**Brief:** Repeat, exactly and completely, the entries shown underneath.

____

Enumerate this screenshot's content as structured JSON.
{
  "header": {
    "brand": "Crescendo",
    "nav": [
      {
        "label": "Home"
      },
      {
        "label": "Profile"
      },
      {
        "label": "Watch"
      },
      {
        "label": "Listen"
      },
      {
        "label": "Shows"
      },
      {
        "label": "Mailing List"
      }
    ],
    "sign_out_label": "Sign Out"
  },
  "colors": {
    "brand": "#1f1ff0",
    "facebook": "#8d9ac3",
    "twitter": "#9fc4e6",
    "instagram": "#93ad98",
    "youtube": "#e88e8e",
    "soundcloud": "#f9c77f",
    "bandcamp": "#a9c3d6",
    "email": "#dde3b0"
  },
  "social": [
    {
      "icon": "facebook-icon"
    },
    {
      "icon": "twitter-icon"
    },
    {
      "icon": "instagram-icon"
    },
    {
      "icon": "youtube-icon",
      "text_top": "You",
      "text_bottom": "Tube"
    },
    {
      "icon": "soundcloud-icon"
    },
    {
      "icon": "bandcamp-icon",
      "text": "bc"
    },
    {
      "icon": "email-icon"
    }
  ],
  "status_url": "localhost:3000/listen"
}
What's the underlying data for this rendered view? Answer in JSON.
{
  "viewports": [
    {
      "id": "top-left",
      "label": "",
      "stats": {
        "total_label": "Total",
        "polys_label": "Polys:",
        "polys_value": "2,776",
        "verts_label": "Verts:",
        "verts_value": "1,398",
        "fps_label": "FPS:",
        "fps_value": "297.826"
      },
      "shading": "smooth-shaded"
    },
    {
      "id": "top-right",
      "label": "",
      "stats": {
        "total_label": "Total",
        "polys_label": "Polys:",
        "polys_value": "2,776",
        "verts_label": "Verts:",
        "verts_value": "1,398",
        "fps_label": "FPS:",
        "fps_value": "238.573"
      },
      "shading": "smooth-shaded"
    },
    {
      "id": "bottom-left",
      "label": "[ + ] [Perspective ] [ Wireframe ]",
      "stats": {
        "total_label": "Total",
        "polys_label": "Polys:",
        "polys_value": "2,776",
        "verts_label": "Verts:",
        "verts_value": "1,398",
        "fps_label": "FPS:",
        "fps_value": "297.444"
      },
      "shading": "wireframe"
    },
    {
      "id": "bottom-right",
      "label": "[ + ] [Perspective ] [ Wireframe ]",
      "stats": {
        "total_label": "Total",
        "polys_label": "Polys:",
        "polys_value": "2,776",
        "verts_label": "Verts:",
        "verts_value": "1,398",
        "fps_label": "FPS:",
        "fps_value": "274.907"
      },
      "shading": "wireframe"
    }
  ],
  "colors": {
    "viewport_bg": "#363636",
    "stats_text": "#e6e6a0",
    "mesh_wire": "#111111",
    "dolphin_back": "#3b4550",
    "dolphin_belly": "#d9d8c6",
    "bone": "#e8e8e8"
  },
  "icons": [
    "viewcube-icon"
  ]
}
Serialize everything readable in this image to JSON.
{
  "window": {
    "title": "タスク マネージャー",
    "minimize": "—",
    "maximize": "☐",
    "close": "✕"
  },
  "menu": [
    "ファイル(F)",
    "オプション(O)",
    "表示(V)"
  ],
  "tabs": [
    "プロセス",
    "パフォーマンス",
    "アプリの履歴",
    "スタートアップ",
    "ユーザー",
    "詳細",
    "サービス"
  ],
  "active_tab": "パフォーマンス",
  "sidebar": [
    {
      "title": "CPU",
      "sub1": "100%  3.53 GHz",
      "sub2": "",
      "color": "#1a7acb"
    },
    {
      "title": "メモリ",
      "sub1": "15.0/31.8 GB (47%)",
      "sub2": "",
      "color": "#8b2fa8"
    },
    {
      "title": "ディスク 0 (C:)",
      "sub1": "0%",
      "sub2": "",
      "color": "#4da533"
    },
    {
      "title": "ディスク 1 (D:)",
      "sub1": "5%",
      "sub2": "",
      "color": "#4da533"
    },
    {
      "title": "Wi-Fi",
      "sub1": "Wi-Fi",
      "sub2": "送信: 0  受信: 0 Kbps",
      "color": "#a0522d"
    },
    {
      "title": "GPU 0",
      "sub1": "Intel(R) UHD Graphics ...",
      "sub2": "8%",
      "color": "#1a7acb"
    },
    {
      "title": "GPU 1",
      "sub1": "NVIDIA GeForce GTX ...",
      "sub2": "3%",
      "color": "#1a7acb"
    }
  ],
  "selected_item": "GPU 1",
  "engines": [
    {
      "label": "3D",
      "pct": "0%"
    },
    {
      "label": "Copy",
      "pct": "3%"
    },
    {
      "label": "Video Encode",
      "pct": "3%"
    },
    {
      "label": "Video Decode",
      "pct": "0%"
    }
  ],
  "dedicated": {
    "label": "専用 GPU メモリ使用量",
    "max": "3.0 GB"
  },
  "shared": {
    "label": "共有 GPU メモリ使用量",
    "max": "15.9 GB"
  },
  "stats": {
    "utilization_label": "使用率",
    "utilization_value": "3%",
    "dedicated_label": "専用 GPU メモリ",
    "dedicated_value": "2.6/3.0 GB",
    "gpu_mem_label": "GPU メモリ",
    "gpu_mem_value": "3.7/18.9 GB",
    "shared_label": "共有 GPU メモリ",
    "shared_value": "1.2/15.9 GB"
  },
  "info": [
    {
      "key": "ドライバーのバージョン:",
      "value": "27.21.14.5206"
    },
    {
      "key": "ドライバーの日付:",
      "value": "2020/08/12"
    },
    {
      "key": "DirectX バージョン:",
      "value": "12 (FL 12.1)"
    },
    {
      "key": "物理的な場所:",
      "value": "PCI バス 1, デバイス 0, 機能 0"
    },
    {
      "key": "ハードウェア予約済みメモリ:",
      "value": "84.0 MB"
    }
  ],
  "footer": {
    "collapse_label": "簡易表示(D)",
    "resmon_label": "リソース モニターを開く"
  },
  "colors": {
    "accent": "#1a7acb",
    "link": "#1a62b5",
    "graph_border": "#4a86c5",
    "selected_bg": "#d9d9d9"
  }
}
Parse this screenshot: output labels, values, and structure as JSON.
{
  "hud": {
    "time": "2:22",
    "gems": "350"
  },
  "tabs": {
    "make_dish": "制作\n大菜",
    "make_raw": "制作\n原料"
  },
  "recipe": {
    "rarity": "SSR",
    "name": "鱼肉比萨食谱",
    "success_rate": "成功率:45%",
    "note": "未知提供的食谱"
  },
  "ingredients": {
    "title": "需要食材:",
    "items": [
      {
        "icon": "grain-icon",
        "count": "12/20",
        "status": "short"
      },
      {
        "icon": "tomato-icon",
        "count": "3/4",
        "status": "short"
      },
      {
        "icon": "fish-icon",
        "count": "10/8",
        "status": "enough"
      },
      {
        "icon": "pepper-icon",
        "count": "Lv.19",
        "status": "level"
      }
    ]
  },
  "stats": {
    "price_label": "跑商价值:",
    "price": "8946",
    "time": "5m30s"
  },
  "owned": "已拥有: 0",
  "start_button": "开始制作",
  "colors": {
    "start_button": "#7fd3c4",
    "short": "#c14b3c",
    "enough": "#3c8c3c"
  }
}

____

**Answer:**
Enumerate this screenshot's content as structured JSON.
{
  "header": {
    "brand": "Crescendo",
    "nav": [
      {
        "label": "Home"
      },
      {
        "label": "Profile"
      },
      {
        "label": "Watch"
      },
      {
        "label": "Listen"
      },
      {
        "label": "Shows"
      },
      {
        "label": "Mailing List"
      }
    ],
    "sign_out_label": "Sign Out"
  },
  "colors": {
    "brand": "#1f1ff0",
    "facebook": "#8d9ac3",
    "twitter": "#9fc4e6",
    "instagram": "#93ad98",
    "youtube": "#e88e8e",
    "soundcloud": "#f9c77f",
    "bandcamp": "#a9c3d6",
    "email": "#dde3b0"
  },
  "social": [
    {
      "icon": "facebook-icon"
    },
    {
      "icon": "twitter-icon"
    },
    {
      "icon": "instagram-icon"
    },
    {
      "icon": "youtube-icon",
      "text_top": "You",
      "text_bottom": "Tube"
    },
    {
      "icon": "soundcloud-icon"
    },
    {
      "icon": "bandcamp-icon",
      "text": "bc"
    },
    {
      "icon": "email-icon"
    }
  ],
  "status_url": "localhost:3000/listen"
}
What's the underlying data for this rendered view? Answer in JSON.
{
  "viewports": [
    {
      "id": "top-left",
      "label": "",
      "stats": {
        "total_label": "Total",
        "polys_label": "Polys:",
        "polys_value": "2,776",
        "verts_label": "Verts:",
        "verts_value": "1,398",
        "fps_label": "FPS:",
        "fps_value": "297.826"
      },
      "shading": "smooth-shaded"
    },
    {
      "id": "top-right",
      "label": "",
      "stats": {
        "total_label": "Total",
        "polys_label": "Polys:",
        "polys_value": "2,776",
        "verts_label": "Verts:",
        "verts_value": "1,398",
        "fps_label": "FPS:",
        "fps_value": "238.573"
      },
      "shading": "smooth-shaded"
    },
    {
      "id": "bottom-left",
      "label": "[ + ] [Perspective ] [ Wireframe ]",
      "stats": {
        "total_label": "Total",
        "polys_label": "Polys:",
        "polys_value": "2,776",
        "verts_label": "Verts:",
        "verts_value": "1,398",
        "fps_label": "FPS:",
        "fps_value": "297.444"
      },
      "shading": "wireframe"
    },
    {
      "id": "bottom-right",
      "label": "[ + ] [Perspective ] [ Wireframe ]",
      "stats": {
        "total_label": "Total",
        "polys_label": "Polys:",
        "polys_value": "2,776",
        "verts_label": "Verts:",
        "verts_value": "1,398",
        "fps_label": "FPS:",
        "fps_value": "274.907"
      },
      "shading": "wireframe"
    }
  ],
  "colors": {
    "viewport_bg": "#363636",
    "stats_text": "#e6e6a0",
    "mesh_wire": "#111111",
    "dolphin_back": "#3b4550",
    "dolphin_belly": "#d9d8c6",
    "bone": "#e8e8e8"
  },
  "icons": [
    "viewcube-icon"
  ]
}
Serialize everything readable in this image to JSON.
{
  "window": {
    "title": "タスク マネージャー",
    "minimize": "—",
    "maximize": "☐",
    "close": "✕"
  },
  "menu": [
    "ファイル(F)",
    "オプション(O)",
    "表示(V)"
  ],
  "tabs": [
    "プロセス",
    "パフォーマンス",
    "アプリの履歴",
    "スタートアップ",
    "ユーザー",
    "詳細",
    "サービス"
  ],
  "active_tab": "パフォーマンス",
  "sidebar": [
    {
      "title": "CPU",
      "sub1": "100%  3.53 GHz",
      "sub2": "",
      "color": "#1a7acb"
    },
    {
      "title": "メモリ",
      "sub1": "15.0/31.8 GB (47%)",
      "sub2": "",
      "color": "#8b2fa8"
    },
    {
      "title": "ディスク 0 (C:)",
      "sub1": "0%",
      "sub2": "",
      "color": "#4da533"
    },
    {
      "title": "ディスク 1 (D:)",
      "sub1": "5%",
      "sub2": "",
      "color": "#4da533"
    },
    {
      "title": "Wi-Fi",
      "sub1": "Wi-Fi",
      "sub2": "送信: 0  受信: 0 Kbps",
      "color": "#a0522d"
    },
    {
      "title": "GPU 0",
      "sub1": "Intel(R) UHD Graphics ...",
      "sub2": "8%",
      "color": "#1a7acb"
    },
    {
      "title": "GPU 1",
      "sub1": "NVIDIA GeForce GTX ...",
      "sub2": "3%",
      "color": "#1a7acb"
    }
  ],
  "selected_item": "GPU 1",
  "engines": [
    {
      "label": "3D",
      "pct": "0%"
    },
    {
      "label": "Copy",
      "pct": "3%"
    },
    {
      "label": "Video Encode",
      "pct": "3%"
    },
    {
      "label": "Video Decode",
      "pct": "0%"
    }
  ],
  "dedicated": {
    "label": "専用 GPU メモリ使用量",
    "max": "3.0 GB"
  },
  "shared": {
    "label": "共有 GPU メモリ使用量",
    "max": "15.9 GB"
  },
  "stats": {
    "utilization_label": "使用率",
    "utilization_value": "3%",
    "dedicated_label": "専用 GPU メモリ",
    "dedicated_value": "2.6/3.0 GB",
    "gpu_mem_label": "GPU メモリ",
    "gpu_mem_value": "3.7/18.9 GB",
    "shared_label": "共有 GPU メモリ",
    "shared_value": "1.2/15.9 GB"
  },
  "info": [
    {
      "key": "ドライバーのバージョン:",
      "value": "27.21.14.5206"
    },
    {
      "key": "ドライバーの日付:",
      "value": "2020/08/12"
    },
    {
      "key": "DirectX バージョン:",
      "value": "12 (FL 12.1)"
    },
    {
      "key": "物理的な場所:",
      "value": "PCI バス 1, デバイス 0, 機能 0"
    },
    {
      "key": "ハードウェア予約済みメモリ:",
      "value": "84.0 MB"
    }
  ],
  "footer": {
    "collapse_label": "簡易表示(D)",
    "resmon_label": "リソース モニターを開く"
  },
  "colors": {
    "accent": "#1a7acb",
    "link": "#1a62b5",
    "graph_border": "#4a86c5",
    "selected_bg": "#d9d9d9"
  }
}
Parse this screenshot: output labels, values, and structure as JSON.
{
  "hud": {
    "time": "2:22",
    "gems": "350"
  },
  "tabs": {
    "make_dish": "制作\n大菜",
    "make_raw": "制作\n原料"
  },
  "recipe": {
    "rarity": "SSR",
    "name": "鱼肉比萨食谱",
    "success_rate": "成功率:45%",
    "note": "未知提供的食谱"
  },
  "ingredients": {
    "title": "需要食材:",
    "items": [
      {
        "icon": "grain-icon",
        "count": "12/20",
        "status": "short"
      },
      {
        "icon": "tomato-icon",
        "count": "3/4",
        "status": "short"
      },
      {
        "icon": "fish-icon",
        "count": "10/8",
        "status": "enough"
      },
      {
        "icon": "pepper-icon",
        "count": "Lv.19",
        "status": "level"
      }
    ]
  },
  "stats": {
    "price_label": "跑商价值:",
    "price": "8946",
    "time": "5m30s"
  },
  "owned": "已拥有: 0",
  "start_button": "开始制作",
  "colors": {
    "start_button": "#7fd3c4",
    "short": "#c14b3c",
    "enough": "#3c8c3c"
  }
}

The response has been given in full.